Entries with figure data
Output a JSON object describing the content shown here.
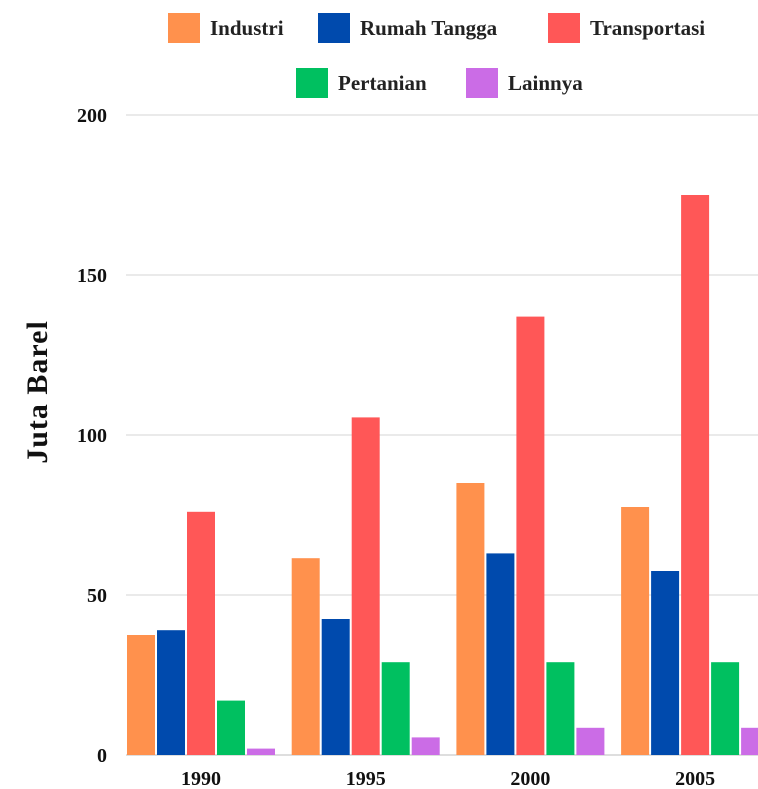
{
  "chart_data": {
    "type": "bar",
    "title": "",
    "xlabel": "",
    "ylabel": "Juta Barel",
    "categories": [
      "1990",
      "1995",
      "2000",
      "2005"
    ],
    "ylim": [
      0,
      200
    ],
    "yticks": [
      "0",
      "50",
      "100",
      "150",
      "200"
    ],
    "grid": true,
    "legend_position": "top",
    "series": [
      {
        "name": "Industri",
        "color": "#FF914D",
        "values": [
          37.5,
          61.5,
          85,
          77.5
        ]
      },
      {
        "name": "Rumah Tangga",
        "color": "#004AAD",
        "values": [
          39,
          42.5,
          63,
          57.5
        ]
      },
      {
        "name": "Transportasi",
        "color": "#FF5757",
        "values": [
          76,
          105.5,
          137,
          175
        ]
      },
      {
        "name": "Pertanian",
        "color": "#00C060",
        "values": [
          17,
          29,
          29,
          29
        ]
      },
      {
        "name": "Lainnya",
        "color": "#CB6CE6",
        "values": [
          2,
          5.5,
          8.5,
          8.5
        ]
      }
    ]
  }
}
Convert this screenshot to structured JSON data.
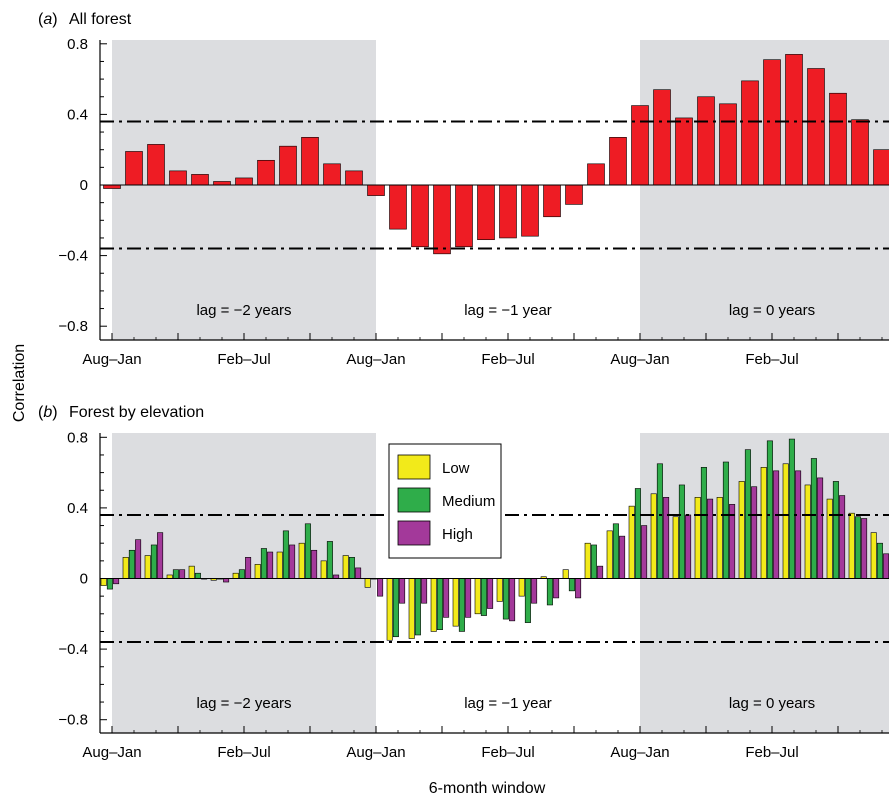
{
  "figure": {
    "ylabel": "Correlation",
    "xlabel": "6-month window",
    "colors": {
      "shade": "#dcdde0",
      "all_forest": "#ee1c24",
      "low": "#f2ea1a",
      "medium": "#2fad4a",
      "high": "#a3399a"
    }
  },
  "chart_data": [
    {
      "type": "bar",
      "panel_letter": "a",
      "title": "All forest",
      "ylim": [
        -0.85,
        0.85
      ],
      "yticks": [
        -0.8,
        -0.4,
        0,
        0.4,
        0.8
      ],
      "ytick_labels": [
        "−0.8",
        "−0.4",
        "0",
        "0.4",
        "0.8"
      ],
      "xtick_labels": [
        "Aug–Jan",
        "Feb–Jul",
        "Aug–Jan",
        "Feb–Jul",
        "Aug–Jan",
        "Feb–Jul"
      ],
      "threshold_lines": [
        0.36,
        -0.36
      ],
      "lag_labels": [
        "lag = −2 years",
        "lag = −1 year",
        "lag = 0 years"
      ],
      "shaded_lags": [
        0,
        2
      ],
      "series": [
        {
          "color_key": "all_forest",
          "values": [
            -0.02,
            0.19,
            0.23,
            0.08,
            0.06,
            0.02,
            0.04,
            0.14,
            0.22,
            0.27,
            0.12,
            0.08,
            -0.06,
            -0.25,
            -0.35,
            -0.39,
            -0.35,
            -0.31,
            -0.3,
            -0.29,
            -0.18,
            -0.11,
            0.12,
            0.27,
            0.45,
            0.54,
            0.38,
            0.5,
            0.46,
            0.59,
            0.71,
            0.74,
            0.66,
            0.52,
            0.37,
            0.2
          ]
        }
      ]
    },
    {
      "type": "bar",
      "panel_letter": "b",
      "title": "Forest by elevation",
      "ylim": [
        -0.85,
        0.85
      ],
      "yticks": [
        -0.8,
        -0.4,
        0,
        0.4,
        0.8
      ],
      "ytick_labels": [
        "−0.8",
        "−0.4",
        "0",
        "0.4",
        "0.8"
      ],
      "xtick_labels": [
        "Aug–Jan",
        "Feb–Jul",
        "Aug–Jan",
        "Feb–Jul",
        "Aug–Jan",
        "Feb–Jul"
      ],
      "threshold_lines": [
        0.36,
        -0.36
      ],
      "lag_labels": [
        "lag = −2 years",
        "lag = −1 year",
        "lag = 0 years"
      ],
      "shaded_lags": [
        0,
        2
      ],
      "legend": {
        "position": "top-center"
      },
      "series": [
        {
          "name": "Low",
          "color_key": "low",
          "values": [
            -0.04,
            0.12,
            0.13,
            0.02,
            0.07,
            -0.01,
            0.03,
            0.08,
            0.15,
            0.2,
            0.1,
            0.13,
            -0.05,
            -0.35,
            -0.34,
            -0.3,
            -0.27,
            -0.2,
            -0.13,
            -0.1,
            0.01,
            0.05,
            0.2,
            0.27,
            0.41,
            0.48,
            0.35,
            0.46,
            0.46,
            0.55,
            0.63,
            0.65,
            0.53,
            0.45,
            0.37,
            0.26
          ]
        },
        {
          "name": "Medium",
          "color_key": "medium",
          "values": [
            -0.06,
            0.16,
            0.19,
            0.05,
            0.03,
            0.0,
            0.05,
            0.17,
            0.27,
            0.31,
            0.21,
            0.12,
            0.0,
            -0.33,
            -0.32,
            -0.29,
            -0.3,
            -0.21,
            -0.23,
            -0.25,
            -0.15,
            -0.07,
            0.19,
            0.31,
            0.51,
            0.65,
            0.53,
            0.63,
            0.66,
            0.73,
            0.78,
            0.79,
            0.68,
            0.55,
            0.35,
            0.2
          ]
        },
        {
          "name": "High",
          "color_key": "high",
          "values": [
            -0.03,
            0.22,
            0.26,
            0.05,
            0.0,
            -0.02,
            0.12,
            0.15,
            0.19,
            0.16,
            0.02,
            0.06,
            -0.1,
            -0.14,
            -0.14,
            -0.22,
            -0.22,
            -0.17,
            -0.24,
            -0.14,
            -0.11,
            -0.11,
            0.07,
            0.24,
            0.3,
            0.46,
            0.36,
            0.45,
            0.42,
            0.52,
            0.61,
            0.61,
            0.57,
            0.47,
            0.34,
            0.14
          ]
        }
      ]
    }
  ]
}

### Task directions:
Transcribe the material exactly, keeping every word and none of the pictures.

### The solution:
Output a JSON object describing the content shown here.
{
  "chart_data": {
    "type": "bar",
    "title": "",
    "xlabel": "",
    "ylabel": "Juta Barel",
    "categories": [
      "1990",
      "1995",
      "2000",
      "2005"
    ],
    "ylim": [
      0,
      200
    ],
    "yticks": [
      "0",
      "50",
      "100",
      "150",
      "200"
    ],
    "grid": true,
    "legend_position": "top",
    "series": [
      {
        "name": "Industri",
        "color": "#FF914D",
        "values": [
          37.5,
          61.5,
          85,
          77.5
        ]
      },
      {
        "name": "Rumah Tangga",
        "color": "#004AAD",
        "values": [
          39,
          42.5,
          63,
          57.5
        ]
      },
      {
        "name": "Transportasi",
        "color": "#FF5757",
        "values": [
          76,
          105.5,
          137,
          175
        ]
      },
      {
        "name": "Pertanian",
        "color": "#00C060",
        "values": [
          17,
          29,
          29,
          29
        ]
      },
      {
        "name": "Lainnya",
        "color": "#CB6CE6",
        "values": [
          2,
          5.5,
          8.5,
          8.5
        ]
      }
    ]
  }
}
Convert this screenshot to structured JSON data.
{
  "figure": {
    "ylabel": "Correlation",
    "xlabel": "6-month window",
    "colors": {
      "shade": "#dcdde0",
      "all_forest": "#ee1c24",
      "low": "#f2ea1a",
      "medium": "#2fad4a",
      "high": "#a3399a"
    }
  },
  "chart_data": [
    {
      "type": "bar",
      "panel_letter": "a",
      "title": "All forest",
      "ylim": [
        -0.85,
        0.85
      ],
      "yticks": [
        -0.8,
        -0.4,
        0,
        0.4,
        0.8
      ],
      "ytick_labels": [
        "−0.8",
        "−0.4",
        "0",
        "0.4",
        "0.8"
      ],
      "xtick_labels": [
        "Aug–Jan",
        "Feb–Jul",
        "Aug–Jan",
        "Feb–Jul",
        "Aug–Jan",
        "Feb–Jul"
      ],
      "threshold_lines": [
        0.36,
        -0.36
      ],
      "lag_labels": [
        "lag = −2 years",
        "lag = −1 year",
        "lag = 0 years"
      ],
      "shaded_lags": [
        0,
        2
      ],
      "series": [
        {
          "color_key": "all_forest",
          "values": [
            -0.02,
            0.19,
            0.23,
            0.08,
            0.06,
            0.02,
            0.04,
            0.14,
            0.22,
            0.27,
            0.12,
            0.08,
            -0.06,
            -0.25,
            -0.35,
            -0.39,
            -0.35,
            -0.31,
            -0.3,
            -0.29,
            -0.18,
            -0.11,
            0.12,
            0.27,
            0.45,
            0.54,
            0.38,
            0.5,
            0.46,
            0.59,
            0.71,
            0.74,
            0.66,
            0.52,
            0.37,
            0.2
          ]
        }
      ]
    },
    {
      "type": "bar",
      "panel_letter": "b",
      "title": "Forest by elevation",
      "ylim": [
        -0.85,
        0.85
      ],
      "yticks": [
        -0.8,
        -0.4,
        0,
        0.4,
        0.8
      ],
      "ytick_labels": [
        "−0.8",
        "−0.4",
        "0",
        "0.4",
        "0.8"
      ],
      "xtick_labels": [
        "Aug–Jan",
        "Feb–Jul",
        "Aug–Jan",
        "Feb–Jul",
        "Aug–Jan",
        "Feb–Jul"
      ],
      "threshold_lines": [
        0.36,
        -0.36
      ],
      "lag_labels": [
        "lag = −2 years",
        "lag = −1 year",
        "lag = 0 years"
      ],
      "shaded_lags": [
        0,
        2
      ],
      "legend": {
        "position": "top-center"
      },
      "series": [
        {
          "name": "Low",
          "color_key": "low",
          "values": [
            -0.04,
            0.12,
            0.13,
            0.02,
            0.07,
            -0.01,
            0.03,
            0.08,
            0.15,
            0.2,
            0.1,
            0.13,
            -0.05,
            -0.35,
            -0.34,
            -0.3,
            -0.27,
            -0.2,
            -0.13,
            -0.1,
            0.01,
            0.05,
            0.2,
            0.27,
            0.41,
            0.48,
            0.35,
            0.46,
            0.46,
            0.55,
            0.63,
            0.65,
            0.53,
            0.45,
            0.37,
            0.26
          ]
        },
        {
          "name": "Medium",
          "color_key": "medium",
          "values": [
            -0.06,
            0.16,
            0.19,
            0.05,
            0.03,
            0.0,
            0.05,
            0.17,
            0.27,
            0.31,
            0.21,
            0.12,
            0.0,
            -0.33,
            -0.32,
            -0.29,
            -0.3,
            -0.21,
            -0.23,
            -0.25,
            -0.15,
            -0.07,
            0.19,
            0.31,
            0.51,
            0.65,
            0.53,
            0.63,
            0.66,
            0.73,
            0.78,
            0.79,
            0.68,
            0.55,
            0.35,
            0.2
          ]
        },
        {
          "name": "High",
          "color_key": "high",
          "values": [
            -0.03,
            0.22,
            0.26,
            0.05,
            0.0,
            -0.02,
            0.12,
            0.15,
            0.19,
            0.16,
            0.02,
            0.06,
            -0.1,
            -0.14,
            -0.14,
            -0.22,
            -0.22,
            -0.17,
            -0.24,
            -0.14,
            -0.11,
            -0.11,
            0.07,
            0.24,
            0.3,
            0.46,
            0.36,
            0.45,
            0.42,
            0.52,
            0.61,
            0.61,
            0.57,
            0.47,
            0.34,
            0.14
          ]
        }
      ]
    }
  ]
}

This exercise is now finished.